> Chart and figure data:
........
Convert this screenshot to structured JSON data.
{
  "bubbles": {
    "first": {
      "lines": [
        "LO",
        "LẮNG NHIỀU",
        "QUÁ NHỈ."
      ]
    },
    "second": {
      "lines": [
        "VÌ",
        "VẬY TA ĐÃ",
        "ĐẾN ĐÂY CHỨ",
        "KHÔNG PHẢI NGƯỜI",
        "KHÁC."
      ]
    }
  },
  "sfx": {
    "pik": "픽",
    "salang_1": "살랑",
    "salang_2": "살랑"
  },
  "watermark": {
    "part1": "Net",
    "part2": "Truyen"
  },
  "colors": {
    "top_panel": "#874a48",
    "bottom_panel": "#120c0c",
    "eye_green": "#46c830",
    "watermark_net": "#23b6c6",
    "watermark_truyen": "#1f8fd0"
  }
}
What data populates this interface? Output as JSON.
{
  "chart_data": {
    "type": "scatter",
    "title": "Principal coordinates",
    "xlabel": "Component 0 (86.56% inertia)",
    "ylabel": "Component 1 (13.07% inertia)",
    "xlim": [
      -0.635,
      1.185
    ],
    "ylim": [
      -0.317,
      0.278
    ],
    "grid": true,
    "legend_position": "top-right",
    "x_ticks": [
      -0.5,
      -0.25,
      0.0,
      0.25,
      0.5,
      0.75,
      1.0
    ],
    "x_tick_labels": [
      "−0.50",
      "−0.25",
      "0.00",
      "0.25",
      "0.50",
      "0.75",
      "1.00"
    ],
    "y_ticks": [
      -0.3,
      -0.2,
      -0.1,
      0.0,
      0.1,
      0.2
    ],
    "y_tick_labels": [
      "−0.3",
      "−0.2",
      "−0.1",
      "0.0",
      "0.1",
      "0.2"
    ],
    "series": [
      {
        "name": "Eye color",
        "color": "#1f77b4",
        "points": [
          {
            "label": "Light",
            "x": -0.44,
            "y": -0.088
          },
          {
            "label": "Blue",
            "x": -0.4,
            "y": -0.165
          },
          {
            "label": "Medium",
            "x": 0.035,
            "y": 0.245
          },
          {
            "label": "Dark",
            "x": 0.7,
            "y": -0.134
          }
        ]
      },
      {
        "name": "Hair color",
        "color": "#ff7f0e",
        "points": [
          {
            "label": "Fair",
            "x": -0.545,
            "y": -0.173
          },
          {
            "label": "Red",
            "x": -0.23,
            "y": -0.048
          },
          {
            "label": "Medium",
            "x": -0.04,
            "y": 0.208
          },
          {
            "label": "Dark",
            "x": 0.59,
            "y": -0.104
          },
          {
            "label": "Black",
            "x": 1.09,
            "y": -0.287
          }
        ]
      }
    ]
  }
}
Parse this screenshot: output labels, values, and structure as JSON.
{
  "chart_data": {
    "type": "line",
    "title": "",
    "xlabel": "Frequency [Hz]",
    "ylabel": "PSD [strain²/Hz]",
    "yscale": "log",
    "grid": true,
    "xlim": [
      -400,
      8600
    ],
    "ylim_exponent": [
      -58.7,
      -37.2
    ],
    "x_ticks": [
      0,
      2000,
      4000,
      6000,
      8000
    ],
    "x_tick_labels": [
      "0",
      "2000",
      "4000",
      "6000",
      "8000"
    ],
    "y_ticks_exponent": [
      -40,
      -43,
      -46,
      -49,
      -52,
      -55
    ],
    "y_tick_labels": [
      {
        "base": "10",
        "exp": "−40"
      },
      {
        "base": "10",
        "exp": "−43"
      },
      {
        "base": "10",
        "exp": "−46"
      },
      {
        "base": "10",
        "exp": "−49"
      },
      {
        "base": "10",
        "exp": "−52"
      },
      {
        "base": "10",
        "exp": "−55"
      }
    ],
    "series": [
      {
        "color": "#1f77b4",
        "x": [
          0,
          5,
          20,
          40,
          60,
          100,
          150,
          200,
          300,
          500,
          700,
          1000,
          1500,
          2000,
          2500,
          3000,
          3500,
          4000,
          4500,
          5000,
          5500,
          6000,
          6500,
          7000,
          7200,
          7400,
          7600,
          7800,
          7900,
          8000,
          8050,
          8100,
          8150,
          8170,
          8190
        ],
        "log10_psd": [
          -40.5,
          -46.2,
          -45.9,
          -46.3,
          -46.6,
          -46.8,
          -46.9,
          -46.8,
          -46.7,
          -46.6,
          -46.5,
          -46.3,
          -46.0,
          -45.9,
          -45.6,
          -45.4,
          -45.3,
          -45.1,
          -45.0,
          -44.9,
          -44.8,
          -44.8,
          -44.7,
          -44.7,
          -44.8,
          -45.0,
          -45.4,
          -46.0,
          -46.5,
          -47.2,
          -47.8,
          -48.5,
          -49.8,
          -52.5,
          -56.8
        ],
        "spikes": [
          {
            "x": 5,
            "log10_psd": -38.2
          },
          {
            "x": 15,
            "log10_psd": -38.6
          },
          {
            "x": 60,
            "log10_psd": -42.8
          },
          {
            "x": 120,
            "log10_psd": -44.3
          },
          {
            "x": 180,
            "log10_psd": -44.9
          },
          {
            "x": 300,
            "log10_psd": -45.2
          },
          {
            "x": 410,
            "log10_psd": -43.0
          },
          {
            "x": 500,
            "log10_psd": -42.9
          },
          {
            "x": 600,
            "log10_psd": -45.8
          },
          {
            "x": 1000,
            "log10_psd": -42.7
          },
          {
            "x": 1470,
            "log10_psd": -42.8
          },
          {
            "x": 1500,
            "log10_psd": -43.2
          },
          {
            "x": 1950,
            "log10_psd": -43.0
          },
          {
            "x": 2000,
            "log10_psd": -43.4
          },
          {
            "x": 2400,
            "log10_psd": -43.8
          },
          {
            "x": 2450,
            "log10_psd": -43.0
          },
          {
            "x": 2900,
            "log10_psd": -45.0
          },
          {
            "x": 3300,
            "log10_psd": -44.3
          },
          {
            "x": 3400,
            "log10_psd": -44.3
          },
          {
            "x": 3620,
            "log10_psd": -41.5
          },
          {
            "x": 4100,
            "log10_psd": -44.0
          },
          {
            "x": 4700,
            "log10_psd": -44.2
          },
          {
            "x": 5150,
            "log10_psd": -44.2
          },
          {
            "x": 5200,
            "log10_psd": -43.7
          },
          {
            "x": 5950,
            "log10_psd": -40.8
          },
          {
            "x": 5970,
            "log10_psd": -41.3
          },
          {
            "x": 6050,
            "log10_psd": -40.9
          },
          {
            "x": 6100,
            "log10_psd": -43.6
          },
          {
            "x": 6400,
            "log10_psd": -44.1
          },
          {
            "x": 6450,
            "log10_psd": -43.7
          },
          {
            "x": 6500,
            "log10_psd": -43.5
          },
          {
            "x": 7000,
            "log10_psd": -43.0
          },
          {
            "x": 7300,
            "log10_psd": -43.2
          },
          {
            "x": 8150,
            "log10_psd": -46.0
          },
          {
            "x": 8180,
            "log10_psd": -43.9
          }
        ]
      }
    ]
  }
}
........
> What the task asks: Please reproduce all of the entries exactly as they stand.

> Exercise solution:
Convert this screenshot to structured JSON data.
{
  "bubbles": {
    "first": {
      "lines": [
        "LO",
        "LẮNG NHIỀU",
        "QUÁ NHỈ."
      ]
    },
    "second": {
      "lines": [
        "VÌ",
        "VẬY TA ĐÃ",
        "ĐẾN ĐÂY CHỨ",
        "KHÔNG PHẢI NGƯỜI",
        "KHÁC."
      ]
    }
  },
  "sfx": {
    "pik": "픽",
    "salang_1": "살랑",
    "salang_2": "살랑"
  },
  "watermark": {
    "part1": "Net",
    "part2": "Truyen"
  },
  "colors": {
    "top_panel": "#874a48",
    "bottom_panel": "#120c0c",
    "eye_green": "#46c830",
    "watermark_net": "#23b6c6",
    "watermark_truyen": "#1f8fd0"
  }
}
What data populates this interface? Output as JSON.
{
  "chart_data": {
    "type": "scatter",
    "title": "Principal coordinates",
    "xlabel": "Component 0 (86.56% inertia)",
    "ylabel": "Component 1 (13.07% inertia)",
    "xlim": [
      -0.635,
      1.185
    ],
    "ylim": [
      -0.317,
      0.278
    ],
    "grid": true,
    "legend_position": "top-right",
    "x_ticks": [
      -0.5,
      -0.25,
      0.0,
      0.25,
      0.5,
      0.75,
      1.0
    ],
    "x_tick_labels": [
      "−0.50",
      "−0.25",
      "0.00",
      "0.25",
      "0.50",
      "0.75",
      "1.00"
    ],
    "y_ticks": [
      -0.3,
      -0.2,
      -0.1,
      0.0,
      0.1,
      0.2
    ],
    "y_tick_labels": [
      "−0.3",
      "−0.2",
      "−0.1",
      "0.0",
      "0.1",
      "0.2"
    ],
    "series": [
      {
        "name": "Eye color",
        "color": "#1f77b4",
        "points": [
          {
            "label": "Light",
            "x": -0.44,
            "y": -0.088
          },
          {
            "label": "Blue",
            "x": -0.4,
            "y": -0.165
          },
          {
            "label": "Medium",
            "x": 0.035,
            "y": 0.245
          },
          {
            "label": "Dark",
            "x": 0.7,
            "y": -0.134
          }
        ]
      },
      {
        "name": "Hair color",
        "color": "#ff7f0e",
        "points": [
          {
            "label": "Fair",
            "x": -0.545,
            "y": -0.173
          },
          {
            "label": "Red",
            "x": -0.23,
            "y": -0.048
          },
          {
            "label": "Medium",
            "x": -0.04,
            "y": 0.208
          },
          {
            "label": "Dark",
            "x": 0.59,
            "y": -0.104
          },
          {
            "label": "Black",
            "x": 1.09,
            "y": -0.287
          }
        ]
      }
    ]
  }
}
Parse this screenshot: output labels, values, and structure as JSON.
{
  "chart_data": {
    "type": "line",
    "title": "",
    "xlabel": "Frequency [Hz]",
    "ylabel": "PSD [strain²/Hz]",
    "yscale": "log",
    "grid": true,
    "xlim": [
      -400,
      8600
    ],
    "ylim_exponent": [
      -58.7,
      -37.2
    ],
    "x_ticks": [
      0,
      2000,
      4000,
      6000,
      8000
    ],
    "x_tick_labels": [
      "0",
      "2000",
      "4000",
      "6000",
      "8000"
    ],
    "y_ticks_exponent": [
      -40,
      -43,
      -46,
      -49,
      -52,
      -55
    ],
    "y_tick_labels": [
      {
        "base": "10",
        "exp": "−40"
      },
      {
        "base": "10",
        "exp": "−43"
      },
      {
        "base": "10",
        "exp": "−46"
      },
      {
        "base": "10",
        "exp": "−49"
      },
      {
        "base": "10",
        "exp": "−52"
      },
      {
        "base": "10",
        "exp": "−55"
      }
    ],
    "series": [
      {
        "color": "#1f77b4",
        "x": [
          0,
          5,
          20,
          40,
          60,
          100,
          150,
          200,
          300,
          500,
          700,
          1000,
          1500,
          2000,
          2500,
          3000,
          3500,
          4000,
          4500,
          5000,
          5500,
          6000,
          6500,
          7000,
          7200,
          7400,
          7600,
          7800,
          7900,
          8000,
          8050,
          8100,
          8150,
          8170,
          8190
        ],
        "log10_psd": [
          -40.5,
          -46.2,
          -45.9,
          -46.3,
          -46.6,
          -46.8,
          -46.9,
          -46.8,
          -46.7,
          -46.6,
          -46.5,
          -46.3,
          -46.0,
          -45.9,
          -45.6,
          -45.4,
          -45.3,
          -45.1,
          -45.0,
          -44.9,
          -44.8,
          -44.8,
          -44.7,
          -44.7,
          -44.8,
          -45.0,
          -45.4,
          -46.0,
          -46.5,
          -47.2,
          -47.8,
          -48.5,
          -49.8,
          -52.5,
          -56.8
        ],
        "spikes": [
          {
            "x": 5,
            "log10_psd": -38.2
          },
          {
            "x": 15,
            "log10_psd": -38.6
          },
          {
            "x": 60,
            "log10_psd": -42.8
          },
          {
            "x": 120,
            "log10_psd": -44.3
          },
          {
            "x": 180,
            "log10_psd": -44.9
          },
          {
            "x": 300,
            "log10_psd": -45.2
          },
          {
            "x": 410,
            "log10_psd": -43.0
          },
          {
            "x": 500,
            "log10_psd": -42.9
          },
          {
            "x": 600,
            "log10_psd": -45.8
          },
          {
            "x": 1000,
            "log10_psd": -42.7
          },
          {
            "x": 1470,
            "log10_psd": -42.8
          },
          {
            "x": 1500,
            "log10_psd": -43.2
          },
          {
            "x": 1950,
            "log10_psd": -43.0
          },
          {
            "x": 2000,
            "log10_psd": -43.4
          },
          {
            "x": 2400,
            "log10_psd": -43.8
          },
          {
            "x": 2450,
            "log10_psd": -43.0
          },
          {
            "x": 2900,
            "log10_psd": -45.0
          },
          {
            "x": 3300,
            "log10_psd": -44.3
          },
          {
            "x": 3400,
            "log10_psd": -44.3
          },
          {
            "x": 3620,
            "log10_psd": -41.5
          },
          {
            "x": 4100,
            "log10_psd": -44.0
          },
          {
            "x": 4700,
            "log10_psd": -44.2
          },
          {
            "x": 5150,
            "log10_psd": -44.2
          },
          {
            "x": 5200,
            "log10_psd": -43.7
          },
          {
            "x": 5950,
            "log10_psd": -40.8
          },
          {
            "x": 5970,
            "log10_psd": -41.3
          },
          {
            "x": 6050,
            "log10_psd": -40.9
          },
          {
            "x": 6100,
            "log10_psd": -43.6
          },
          {
            "x": 6400,
            "log10_psd": -44.1
          },
          {
            "x": 6450,
            "log10_psd": -43.7
          },
          {
            "x": 6500,
            "log10_psd": -43.5
          },
          {
            "x": 7000,
            "log10_psd": -43.0
          },
          {
            "x": 7300,
            "log10_psd": -43.2
          },
          {
            "x": 8150,
            "log10_psd": -46.0
          },
          {
            "x": 8180,
            "log10_psd": -43.9
          }
        ]
      }
    ]
  }
}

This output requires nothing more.